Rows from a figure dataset

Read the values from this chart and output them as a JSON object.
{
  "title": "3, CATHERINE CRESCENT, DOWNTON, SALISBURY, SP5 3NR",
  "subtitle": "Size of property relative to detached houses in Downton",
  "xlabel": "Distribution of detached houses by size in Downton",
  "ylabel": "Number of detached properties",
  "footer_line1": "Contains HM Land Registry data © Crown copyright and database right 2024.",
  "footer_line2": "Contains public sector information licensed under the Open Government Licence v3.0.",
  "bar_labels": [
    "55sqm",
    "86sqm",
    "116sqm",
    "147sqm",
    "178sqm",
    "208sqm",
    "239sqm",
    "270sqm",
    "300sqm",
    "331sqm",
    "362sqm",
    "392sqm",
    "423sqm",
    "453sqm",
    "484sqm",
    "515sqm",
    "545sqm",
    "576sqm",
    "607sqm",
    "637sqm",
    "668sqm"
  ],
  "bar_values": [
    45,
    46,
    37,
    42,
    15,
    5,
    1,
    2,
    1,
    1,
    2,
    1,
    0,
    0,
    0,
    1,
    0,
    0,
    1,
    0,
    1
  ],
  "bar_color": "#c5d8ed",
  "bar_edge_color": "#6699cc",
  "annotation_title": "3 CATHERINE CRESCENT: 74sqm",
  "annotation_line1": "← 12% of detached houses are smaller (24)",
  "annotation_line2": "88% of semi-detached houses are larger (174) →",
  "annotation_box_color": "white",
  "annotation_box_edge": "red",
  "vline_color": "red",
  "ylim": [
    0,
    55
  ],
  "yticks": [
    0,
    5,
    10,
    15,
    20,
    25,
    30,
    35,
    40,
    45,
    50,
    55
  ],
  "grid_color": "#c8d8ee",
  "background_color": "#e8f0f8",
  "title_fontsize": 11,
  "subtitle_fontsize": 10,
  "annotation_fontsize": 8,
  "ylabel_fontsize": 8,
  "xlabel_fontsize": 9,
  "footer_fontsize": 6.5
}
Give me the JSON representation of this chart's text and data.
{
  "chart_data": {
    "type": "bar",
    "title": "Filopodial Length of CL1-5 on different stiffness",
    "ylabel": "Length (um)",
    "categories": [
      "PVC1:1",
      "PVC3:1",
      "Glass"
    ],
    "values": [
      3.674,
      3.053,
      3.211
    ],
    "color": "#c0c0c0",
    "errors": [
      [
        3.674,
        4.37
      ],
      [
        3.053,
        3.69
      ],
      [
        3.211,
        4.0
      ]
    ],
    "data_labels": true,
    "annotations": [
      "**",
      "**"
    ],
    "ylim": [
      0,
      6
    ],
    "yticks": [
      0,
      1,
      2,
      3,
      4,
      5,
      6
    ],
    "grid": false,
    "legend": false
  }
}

Directions. Your task is to output the full set of records exactly as presented.

Task answer.
Read the values from this chart and output them as a JSON object.
{
  "title": "3, CATHERINE CRESCENT, DOWNTON, SALISBURY, SP5 3NR",
  "subtitle": "Size of property relative to detached houses in Downton",
  "xlabel": "Distribution of detached houses by size in Downton",
  "ylabel": "Number of detached properties",
  "footer_line1": "Contains HM Land Registry data © Crown copyright and database right 2024.",
  "footer_line2": "Contains public sector information licensed under the Open Government Licence v3.0.",
  "bar_labels": [
    "55sqm",
    "86sqm",
    "116sqm",
    "147sqm",
    "178sqm",
    "208sqm",
    "239sqm",
    "270sqm",
    "300sqm",
    "331sqm",
    "362sqm",
    "392sqm",
    "423sqm",
    "453sqm",
    "484sqm",
    "515sqm",
    "545sqm",
    "576sqm",
    "607sqm",
    "637sqm",
    "668sqm"
  ],
  "bar_values": [
    45,
    46,
    37,
    42,
    15,
    5,
    1,
    2,
    1,
    1,
    2,
    1,
    0,
    0,
    0,
    1,
    0,
    0,
    1,
    0,
    1
  ],
  "bar_color": "#c5d8ed",
  "bar_edge_color": "#6699cc",
  "annotation_title": "3 CATHERINE CRESCENT: 74sqm",
  "annotation_line1": "← 12% of detached houses are smaller (24)",
  "annotation_line2": "88% of semi-detached houses are larger (174) →",
  "annotation_box_color": "white",
  "annotation_box_edge": "red",
  "vline_color": "red",
  "ylim": [
    0,
    55
  ],
  "yticks": [
    0,
    5,
    10,
    15,
    20,
    25,
    30,
    35,
    40,
    45,
    50,
    55
  ],
  "grid_color": "#c8d8ee",
  "background_color": "#e8f0f8",
  "title_fontsize": 11,
  "subtitle_fontsize": 10,
  "annotation_fontsize": 8,
  "ylabel_fontsize": 8,
  "xlabel_fontsize": 9,
  "footer_fontsize": 6.5
}
Give me the JSON representation of this chart's text and data.
{
  "chart_data": {
    "type": "bar",
    "title": "Filopodial Length of CL1-5 on different stiffness",
    "ylabel": "Length (um)",
    "categories": [
      "PVC1:1",
      "PVC3:1",
      "Glass"
    ],
    "values": [
      3.674,
      3.053,
      3.211
    ],
    "color": "#c0c0c0",
    "errors": [
      [
        3.674,
        4.37
      ],
      [
        3.053,
        3.69
      ],
      [
        3.211,
        4.0
      ]
    ],
    "data_labels": true,
    "annotations": [
      "**",
      "**"
    ],
    "ylim": [
      0,
      6
    ],
    "yticks": [
      0,
      1,
      2,
      3,
      4,
      5,
      6
    ],
    "grid": false,
    "legend": false
  }
}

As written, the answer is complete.